• SHORT TASK: Print the listing that follows, character for character.

• RECORDS PROVIDED:
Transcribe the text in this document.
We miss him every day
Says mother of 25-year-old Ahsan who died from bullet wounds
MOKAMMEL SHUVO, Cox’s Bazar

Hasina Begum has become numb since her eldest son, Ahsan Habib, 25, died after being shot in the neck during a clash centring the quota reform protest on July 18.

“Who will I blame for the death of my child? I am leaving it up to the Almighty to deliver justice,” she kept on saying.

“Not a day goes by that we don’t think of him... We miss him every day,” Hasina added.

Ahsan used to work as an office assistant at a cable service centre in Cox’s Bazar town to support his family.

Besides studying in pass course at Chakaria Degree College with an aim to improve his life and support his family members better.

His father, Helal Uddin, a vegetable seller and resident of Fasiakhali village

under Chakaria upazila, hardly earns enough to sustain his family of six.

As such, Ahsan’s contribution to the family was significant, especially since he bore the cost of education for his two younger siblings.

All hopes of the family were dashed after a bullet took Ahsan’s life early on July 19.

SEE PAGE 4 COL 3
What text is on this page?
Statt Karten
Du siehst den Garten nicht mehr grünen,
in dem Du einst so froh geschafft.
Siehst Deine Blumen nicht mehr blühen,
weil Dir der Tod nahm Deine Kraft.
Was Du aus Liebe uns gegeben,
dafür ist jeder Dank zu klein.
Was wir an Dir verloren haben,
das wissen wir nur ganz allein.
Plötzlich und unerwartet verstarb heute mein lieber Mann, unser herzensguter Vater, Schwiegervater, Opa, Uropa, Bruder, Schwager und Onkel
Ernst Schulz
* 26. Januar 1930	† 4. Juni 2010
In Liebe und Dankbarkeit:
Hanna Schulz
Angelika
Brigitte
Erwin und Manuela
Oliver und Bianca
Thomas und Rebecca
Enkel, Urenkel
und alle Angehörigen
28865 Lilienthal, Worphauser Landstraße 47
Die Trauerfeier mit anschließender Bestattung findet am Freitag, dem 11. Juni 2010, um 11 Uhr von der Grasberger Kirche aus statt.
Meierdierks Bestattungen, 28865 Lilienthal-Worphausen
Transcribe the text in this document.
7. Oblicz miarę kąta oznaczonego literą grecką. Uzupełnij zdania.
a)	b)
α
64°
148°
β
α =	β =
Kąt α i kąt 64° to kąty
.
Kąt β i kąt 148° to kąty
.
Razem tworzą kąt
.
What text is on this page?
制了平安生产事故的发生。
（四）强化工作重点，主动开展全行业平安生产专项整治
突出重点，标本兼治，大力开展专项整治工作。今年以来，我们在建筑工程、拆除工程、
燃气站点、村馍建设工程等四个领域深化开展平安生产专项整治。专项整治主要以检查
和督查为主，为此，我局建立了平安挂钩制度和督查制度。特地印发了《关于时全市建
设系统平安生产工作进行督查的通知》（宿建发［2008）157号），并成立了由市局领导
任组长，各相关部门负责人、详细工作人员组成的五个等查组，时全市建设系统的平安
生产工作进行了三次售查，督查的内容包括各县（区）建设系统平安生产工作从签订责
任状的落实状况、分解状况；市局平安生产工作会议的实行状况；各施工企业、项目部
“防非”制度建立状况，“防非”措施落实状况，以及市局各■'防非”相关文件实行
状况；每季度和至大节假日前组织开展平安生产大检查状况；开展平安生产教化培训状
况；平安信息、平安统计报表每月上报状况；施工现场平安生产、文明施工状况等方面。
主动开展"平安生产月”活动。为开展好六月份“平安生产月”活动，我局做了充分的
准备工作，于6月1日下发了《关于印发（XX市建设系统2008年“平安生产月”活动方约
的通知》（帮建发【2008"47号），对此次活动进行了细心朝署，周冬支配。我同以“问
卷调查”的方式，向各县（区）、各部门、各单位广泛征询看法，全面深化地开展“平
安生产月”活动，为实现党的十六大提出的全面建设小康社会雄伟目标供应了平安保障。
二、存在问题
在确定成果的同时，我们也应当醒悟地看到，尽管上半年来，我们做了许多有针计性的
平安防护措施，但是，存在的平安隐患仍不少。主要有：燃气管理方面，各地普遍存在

• TASK ANSWER:
Transcribe the text in this document.
We miss him every day
Says mother of 25-year-old Ahsan who died from bullet wounds
MOKAMMEL SHUVO, Cox’s Bazar

Hasina Begum has become numb since her eldest son, Ahsan Habib, 25, died after being shot in the neck during a clash centring the quota reform protest on July 18.

“Who will I blame for the death of my child? I am leaving it up to the Almighty to deliver justice,” she kept on saying.

“Not a day goes by that we don’t think of him... We miss him every day,” Hasina added.

Ahsan used to work as an office assistant at a cable service centre in Cox’s Bazar town to support his family.

Besides studying in pass course at Chakaria Degree College with an aim to improve his life and support his family members better.

His father, Helal Uddin, a vegetable seller and resident of Fasiakhali village

under Chakaria upazila, hardly earns enough to sustain his family of six.

As such, Ahsan’s contribution to the family was significant, especially since he bore the cost of education for his two younger siblings.

All hopes of the family were dashed after a bullet took Ahsan’s life early on July 19.

SEE PAGE 4 COL 3
What text is on this page?
Statt Karten
Du siehst den Garten nicht mehr grünen,
in dem Du einst so froh geschafft.
Siehst Deine Blumen nicht mehr blühen,
weil Dir der Tod nahm Deine Kraft.
Was Du aus Liebe uns gegeben,
dafür ist jeder Dank zu klein.
Was wir an Dir verloren haben,
das wissen wir nur ganz allein.
Plötzlich und unerwartet verstarb heute mein lieber Mann, unser herzensguter Vater, Schwiegervater, Opa, Uropa, Bruder, Schwager und Onkel
Ernst Schulz
* 26. Januar 1930	† 4. Juni 2010
In Liebe und Dankbarkeit:
Hanna Schulz
Angelika
Brigitte
Erwin und Manuela
Oliver und Bianca
Thomas und Rebecca
Enkel, Urenkel
und alle Angehörigen
28865 Lilienthal, Worphauser Landstraße 47
Die Trauerfeier mit anschließender Bestattung findet am Freitag, dem 11. Juni 2010, um 11 Uhr von der Grasberger Kirche aus statt.
Meierdierks Bestattungen, 28865 Lilienthal-Worphausen
Transcribe the text in this document.
7. Oblicz miarę kąta oznaczonego literą grecką. Uzupełnij zdania.
a)	b)
α
64°
148°
β
α =	β =
Kąt α i kąt 64° to kąty
.
Kąt β i kąt 148° to kąty
.
Razem tworzą kąt
.
What text is on this page?
制了平安生产事故的发生。
（四）强化工作重点，主动开展全行业平安生产专项整治
突出重点，标本兼治，大力开展专项整治工作。今年以来，我们在建筑工程、拆除工程、
燃气站点、村馍建设工程等四个领域深化开展平安生产专项整治。专项整治主要以检查
和督查为主，为此，我局建立了平安挂钩制度和督查制度。特地印发了《关于时全市建
设系统平安生产工作进行督查的通知》（宿建发［2008）157号），并成立了由市局领导
任组长，各相关部门负责人、详细工作人员组成的五个等查组，时全市建设系统的平安
生产工作进行了三次售查，督查的内容包括各县（区）建设系统平安生产工作从签订责
任状的落实状况、分解状况；市局平安生产工作会议的实行状况；各施工企业、项目部
“防非”制度建立状况，“防非”措施落实状况，以及市局各■'防非”相关文件实行
状况；每季度和至大节假日前组织开展平安生产大检查状况；开展平安生产教化培训状
况；平安信息、平安统计报表每月上报状况；施工现场平安生产、文明施工状况等方面。
主动开展"平安生产月”活动。为开展好六月份“平安生产月”活动，我局做了充分的
准备工作，于6月1日下发了《关于印发（XX市建设系统2008年“平安生产月”活动方约
的通知》（帮建发【2008"47号），对此次活动进行了细心朝署，周冬支配。我同以“问
卷调查”的方式，向各县（区）、各部门、各单位广泛征询看法，全面深化地开展“平
安生产月”活动，为实现党的十六大提出的全面建设小康社会雄伟目标供应了平安保障。
二、存在问题
在确定成果的同时，我们也应当醒悟地看到，尽管上半年来，我们做了许多有针计性的
平安防护措施，但是，存在的平安隐患仍不少。主要有：燃气管理方面，各地普遍存在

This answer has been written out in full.